(ASSIGNMENT) Please copy every line of the data in which the string "Magdeburger" appears.

(THE DATA)
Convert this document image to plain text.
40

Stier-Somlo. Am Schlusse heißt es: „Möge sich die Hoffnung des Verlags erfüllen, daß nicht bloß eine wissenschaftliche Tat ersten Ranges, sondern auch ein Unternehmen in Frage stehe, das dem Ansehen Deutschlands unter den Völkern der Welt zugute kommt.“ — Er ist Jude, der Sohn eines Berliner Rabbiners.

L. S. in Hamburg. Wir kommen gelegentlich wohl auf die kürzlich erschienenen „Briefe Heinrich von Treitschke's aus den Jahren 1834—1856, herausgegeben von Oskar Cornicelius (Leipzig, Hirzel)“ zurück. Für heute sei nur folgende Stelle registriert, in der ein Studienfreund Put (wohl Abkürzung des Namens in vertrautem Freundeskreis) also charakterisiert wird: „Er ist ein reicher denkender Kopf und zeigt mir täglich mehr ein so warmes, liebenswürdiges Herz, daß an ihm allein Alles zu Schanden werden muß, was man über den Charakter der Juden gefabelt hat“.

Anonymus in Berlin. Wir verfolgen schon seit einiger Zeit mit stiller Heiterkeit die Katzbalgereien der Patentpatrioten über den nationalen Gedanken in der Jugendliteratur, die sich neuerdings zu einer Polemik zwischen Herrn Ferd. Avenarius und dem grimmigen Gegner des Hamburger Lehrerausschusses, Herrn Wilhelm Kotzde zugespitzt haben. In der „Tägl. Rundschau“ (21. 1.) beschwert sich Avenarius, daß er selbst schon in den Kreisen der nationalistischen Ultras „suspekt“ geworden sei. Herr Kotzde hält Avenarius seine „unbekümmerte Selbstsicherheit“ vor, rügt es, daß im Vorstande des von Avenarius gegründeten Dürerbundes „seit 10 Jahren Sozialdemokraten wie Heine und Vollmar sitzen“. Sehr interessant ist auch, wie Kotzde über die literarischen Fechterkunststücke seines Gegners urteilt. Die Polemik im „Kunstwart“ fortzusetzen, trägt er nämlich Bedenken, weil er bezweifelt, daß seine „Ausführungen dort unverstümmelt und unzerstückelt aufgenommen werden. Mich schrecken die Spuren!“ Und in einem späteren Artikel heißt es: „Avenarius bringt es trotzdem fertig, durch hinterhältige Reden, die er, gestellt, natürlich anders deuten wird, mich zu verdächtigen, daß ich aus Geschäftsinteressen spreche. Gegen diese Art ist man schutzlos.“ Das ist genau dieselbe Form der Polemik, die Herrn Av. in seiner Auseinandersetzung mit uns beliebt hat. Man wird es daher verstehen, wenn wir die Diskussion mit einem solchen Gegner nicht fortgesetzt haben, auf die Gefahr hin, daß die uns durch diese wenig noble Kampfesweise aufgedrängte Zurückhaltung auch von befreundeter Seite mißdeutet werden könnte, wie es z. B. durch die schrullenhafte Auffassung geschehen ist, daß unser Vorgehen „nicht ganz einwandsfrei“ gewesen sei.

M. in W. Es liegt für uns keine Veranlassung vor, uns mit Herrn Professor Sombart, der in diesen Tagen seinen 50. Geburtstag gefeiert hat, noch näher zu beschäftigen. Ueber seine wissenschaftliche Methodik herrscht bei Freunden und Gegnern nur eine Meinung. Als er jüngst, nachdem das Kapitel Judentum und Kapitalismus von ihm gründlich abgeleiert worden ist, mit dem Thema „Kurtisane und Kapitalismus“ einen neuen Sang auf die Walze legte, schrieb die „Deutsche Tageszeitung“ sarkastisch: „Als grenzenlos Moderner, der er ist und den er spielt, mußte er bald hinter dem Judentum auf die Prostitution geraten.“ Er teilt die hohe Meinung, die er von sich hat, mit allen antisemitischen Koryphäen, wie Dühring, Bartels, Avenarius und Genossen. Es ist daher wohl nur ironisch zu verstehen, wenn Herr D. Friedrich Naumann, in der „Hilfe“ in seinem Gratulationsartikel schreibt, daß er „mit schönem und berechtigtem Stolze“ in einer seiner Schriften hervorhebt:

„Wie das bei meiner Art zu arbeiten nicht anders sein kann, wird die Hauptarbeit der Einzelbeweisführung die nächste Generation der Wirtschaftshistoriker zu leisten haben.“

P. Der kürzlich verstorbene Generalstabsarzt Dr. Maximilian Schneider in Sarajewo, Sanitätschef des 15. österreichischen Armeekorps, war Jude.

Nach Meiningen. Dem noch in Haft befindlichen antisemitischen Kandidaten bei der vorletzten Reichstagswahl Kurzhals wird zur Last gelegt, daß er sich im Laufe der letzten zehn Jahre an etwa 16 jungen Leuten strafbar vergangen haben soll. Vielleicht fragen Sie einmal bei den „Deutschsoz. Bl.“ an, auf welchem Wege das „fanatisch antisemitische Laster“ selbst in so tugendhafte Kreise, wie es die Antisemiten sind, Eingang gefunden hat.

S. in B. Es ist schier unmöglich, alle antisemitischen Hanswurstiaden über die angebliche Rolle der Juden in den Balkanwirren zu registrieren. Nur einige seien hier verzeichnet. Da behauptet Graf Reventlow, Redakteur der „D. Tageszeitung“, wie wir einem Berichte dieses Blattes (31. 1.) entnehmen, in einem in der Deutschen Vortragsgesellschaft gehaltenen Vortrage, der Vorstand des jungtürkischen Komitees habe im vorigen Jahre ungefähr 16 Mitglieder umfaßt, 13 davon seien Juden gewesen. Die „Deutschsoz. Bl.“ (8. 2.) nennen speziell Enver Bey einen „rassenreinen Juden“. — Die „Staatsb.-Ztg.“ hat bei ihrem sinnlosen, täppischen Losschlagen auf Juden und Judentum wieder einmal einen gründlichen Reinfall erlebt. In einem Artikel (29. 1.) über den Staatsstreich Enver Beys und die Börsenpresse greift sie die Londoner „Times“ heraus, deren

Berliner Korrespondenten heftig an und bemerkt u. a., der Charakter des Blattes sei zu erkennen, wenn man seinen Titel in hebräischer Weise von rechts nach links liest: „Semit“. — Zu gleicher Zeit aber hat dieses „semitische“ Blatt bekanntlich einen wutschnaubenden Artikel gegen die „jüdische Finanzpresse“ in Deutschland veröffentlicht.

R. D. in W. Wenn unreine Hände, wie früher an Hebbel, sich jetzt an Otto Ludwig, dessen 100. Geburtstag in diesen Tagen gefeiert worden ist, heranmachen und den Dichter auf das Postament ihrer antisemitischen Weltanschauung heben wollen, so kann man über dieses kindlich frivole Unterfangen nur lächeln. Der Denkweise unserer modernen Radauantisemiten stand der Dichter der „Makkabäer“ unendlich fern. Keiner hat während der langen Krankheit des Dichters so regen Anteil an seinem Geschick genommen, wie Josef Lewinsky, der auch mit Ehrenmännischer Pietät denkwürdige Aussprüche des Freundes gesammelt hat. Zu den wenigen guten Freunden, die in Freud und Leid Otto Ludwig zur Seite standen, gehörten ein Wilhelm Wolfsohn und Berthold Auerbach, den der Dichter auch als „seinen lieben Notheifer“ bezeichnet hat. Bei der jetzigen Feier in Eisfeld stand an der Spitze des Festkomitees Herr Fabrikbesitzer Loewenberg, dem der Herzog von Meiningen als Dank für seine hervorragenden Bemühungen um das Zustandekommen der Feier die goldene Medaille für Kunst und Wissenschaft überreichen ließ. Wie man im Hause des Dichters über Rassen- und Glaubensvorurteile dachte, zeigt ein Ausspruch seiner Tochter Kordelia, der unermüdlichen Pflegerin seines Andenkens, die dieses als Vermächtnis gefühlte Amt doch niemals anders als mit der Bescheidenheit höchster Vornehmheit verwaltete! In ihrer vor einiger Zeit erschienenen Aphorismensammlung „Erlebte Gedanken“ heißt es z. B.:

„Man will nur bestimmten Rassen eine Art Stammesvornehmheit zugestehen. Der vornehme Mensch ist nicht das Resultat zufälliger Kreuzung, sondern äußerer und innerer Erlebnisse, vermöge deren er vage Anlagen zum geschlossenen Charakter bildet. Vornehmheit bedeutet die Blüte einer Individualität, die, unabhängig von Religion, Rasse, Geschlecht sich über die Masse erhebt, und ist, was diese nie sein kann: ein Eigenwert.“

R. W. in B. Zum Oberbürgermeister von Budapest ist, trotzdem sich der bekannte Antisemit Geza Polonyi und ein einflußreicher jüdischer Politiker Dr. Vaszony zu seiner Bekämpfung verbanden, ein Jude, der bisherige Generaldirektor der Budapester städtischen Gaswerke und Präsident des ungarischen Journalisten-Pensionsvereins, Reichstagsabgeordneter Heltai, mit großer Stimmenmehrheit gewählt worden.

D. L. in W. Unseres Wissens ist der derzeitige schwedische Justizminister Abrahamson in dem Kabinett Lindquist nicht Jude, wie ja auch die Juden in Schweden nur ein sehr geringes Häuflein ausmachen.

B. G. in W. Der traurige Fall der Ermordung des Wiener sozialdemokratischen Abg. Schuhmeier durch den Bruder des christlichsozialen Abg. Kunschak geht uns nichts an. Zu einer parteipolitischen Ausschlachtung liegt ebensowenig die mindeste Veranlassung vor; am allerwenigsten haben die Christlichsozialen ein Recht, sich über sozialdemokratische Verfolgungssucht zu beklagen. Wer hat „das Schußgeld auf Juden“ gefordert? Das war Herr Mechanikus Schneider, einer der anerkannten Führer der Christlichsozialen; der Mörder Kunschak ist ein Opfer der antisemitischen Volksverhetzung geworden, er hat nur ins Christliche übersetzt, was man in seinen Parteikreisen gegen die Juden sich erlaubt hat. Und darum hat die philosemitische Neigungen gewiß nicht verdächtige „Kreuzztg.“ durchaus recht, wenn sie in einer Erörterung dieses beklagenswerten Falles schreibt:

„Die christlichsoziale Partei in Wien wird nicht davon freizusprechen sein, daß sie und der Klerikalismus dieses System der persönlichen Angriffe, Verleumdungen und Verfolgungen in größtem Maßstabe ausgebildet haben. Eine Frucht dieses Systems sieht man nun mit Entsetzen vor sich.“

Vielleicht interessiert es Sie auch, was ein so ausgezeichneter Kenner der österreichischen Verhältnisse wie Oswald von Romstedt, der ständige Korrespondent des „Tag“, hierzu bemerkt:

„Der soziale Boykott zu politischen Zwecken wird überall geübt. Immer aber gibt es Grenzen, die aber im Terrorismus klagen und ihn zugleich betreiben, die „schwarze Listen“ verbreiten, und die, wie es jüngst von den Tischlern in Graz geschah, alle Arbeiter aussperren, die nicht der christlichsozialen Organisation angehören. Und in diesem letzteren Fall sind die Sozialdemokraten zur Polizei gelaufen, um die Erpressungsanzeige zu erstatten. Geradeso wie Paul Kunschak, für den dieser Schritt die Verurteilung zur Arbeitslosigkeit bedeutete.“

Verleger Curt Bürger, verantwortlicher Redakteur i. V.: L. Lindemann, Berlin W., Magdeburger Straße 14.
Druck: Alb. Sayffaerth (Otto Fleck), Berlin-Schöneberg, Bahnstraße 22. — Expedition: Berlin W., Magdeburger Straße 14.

(RESPONSE TO THIS EXERCISE)
Verleger Curt Bürger, verantwortlicher Redakteur i. V.: L. Lindemann, Berlin W., Magdeburger Straße 14.
Druck: Alb. Sayffaerth (Otto Fleck), Berlin-Schöneberg, Bahnstraße 22. — Expedition: Berlin W., Magdeburger Straße 14.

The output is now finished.